▶ Problem to work on
Copy out each line that includes the word "Genauigkeit".

### Raw data ###

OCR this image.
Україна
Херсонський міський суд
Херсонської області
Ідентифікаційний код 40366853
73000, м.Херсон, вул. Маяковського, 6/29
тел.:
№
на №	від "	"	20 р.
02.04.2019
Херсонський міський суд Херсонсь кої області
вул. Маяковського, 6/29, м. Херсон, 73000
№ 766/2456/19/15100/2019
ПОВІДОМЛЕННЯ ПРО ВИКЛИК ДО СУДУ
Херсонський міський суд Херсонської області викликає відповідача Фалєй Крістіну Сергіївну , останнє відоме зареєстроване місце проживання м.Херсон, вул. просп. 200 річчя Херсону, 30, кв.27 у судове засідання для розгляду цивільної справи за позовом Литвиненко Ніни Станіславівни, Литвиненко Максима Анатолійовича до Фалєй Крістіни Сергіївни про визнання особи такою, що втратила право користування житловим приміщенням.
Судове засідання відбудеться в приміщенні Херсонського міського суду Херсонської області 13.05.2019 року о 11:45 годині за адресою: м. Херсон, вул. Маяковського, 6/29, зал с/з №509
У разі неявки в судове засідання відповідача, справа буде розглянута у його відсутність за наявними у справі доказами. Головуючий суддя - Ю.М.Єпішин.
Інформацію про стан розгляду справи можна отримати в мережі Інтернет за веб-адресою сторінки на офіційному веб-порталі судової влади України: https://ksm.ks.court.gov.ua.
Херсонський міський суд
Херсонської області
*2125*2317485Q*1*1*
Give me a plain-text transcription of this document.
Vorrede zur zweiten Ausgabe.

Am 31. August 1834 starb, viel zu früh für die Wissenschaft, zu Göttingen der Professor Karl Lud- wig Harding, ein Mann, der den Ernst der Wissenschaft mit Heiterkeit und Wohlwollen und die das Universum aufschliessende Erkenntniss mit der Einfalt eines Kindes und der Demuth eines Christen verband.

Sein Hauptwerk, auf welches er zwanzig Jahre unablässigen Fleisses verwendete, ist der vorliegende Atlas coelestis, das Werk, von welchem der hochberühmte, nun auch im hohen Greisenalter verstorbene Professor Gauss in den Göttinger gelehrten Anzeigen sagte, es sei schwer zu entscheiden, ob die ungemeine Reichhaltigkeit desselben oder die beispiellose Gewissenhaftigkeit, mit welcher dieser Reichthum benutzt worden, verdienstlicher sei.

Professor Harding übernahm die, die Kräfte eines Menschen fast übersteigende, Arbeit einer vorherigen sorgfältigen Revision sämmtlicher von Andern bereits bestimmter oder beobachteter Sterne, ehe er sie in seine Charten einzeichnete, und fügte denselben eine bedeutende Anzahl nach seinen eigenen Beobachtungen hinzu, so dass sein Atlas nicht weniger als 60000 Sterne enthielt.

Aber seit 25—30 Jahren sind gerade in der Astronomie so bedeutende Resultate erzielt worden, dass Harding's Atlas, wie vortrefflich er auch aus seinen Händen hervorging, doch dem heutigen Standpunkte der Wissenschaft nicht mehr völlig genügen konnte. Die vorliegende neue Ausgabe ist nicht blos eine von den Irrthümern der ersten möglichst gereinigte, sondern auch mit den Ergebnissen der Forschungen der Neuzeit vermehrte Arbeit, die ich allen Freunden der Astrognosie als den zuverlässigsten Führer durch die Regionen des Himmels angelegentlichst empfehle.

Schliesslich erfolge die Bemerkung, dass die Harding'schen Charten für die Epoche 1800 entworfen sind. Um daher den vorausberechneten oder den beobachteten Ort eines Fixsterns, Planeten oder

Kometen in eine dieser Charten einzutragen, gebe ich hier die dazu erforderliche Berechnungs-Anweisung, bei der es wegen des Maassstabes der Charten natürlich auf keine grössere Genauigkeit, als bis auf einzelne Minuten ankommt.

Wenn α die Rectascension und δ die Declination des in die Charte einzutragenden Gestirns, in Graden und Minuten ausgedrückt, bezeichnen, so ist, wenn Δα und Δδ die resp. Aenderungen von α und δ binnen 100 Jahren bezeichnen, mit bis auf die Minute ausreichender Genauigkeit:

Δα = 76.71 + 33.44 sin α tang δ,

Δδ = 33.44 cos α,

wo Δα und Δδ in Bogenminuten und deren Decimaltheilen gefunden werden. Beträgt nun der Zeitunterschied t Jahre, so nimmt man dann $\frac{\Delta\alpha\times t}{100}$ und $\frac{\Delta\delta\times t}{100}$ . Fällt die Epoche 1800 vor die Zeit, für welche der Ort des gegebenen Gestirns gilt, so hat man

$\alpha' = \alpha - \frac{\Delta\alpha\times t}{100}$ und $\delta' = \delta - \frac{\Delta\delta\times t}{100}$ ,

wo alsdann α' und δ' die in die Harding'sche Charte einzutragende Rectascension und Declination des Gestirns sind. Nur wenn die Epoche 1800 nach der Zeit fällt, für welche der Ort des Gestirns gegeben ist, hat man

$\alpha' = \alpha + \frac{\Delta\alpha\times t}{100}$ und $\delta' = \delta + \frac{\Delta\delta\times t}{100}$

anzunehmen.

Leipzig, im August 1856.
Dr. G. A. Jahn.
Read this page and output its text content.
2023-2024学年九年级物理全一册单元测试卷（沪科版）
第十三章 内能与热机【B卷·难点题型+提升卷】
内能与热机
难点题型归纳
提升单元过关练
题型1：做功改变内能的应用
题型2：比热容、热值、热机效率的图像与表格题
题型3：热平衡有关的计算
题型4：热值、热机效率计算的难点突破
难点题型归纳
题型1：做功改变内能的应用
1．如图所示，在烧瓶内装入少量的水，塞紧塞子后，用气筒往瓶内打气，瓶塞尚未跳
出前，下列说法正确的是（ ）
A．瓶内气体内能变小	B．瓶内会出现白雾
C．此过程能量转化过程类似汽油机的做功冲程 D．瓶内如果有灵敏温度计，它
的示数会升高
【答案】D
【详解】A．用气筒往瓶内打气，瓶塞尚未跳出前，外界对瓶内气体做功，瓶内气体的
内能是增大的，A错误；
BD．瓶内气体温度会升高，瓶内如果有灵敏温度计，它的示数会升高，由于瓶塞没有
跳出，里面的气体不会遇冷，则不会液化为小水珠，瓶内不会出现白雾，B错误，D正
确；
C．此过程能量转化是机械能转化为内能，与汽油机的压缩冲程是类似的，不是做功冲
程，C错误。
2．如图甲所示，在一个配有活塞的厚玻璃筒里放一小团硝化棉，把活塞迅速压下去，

###

▶ Reply to the exercise
Kometen in eine dieser Charten einzutragen, gebe ich hier die dazu erforderliche Berechnungs-Anweisung, bei der es wegen des Maassstabes der Charten natürlich auf keine grössere Genauigkeit, als bis auf einzelne Minuten ankommt.
Wenn α die Rectascension und δ die Declination des in die Charte einzutragenden Gestirns, in Graden und Minuten ausgedrückt, bezeichnen, so ist, wenn Δα und Δδ die resp. Aenderungen von α und δ binnen 100 Jahren bezeichnen, mit bis auf die Minute ausreichender Genauigkeit:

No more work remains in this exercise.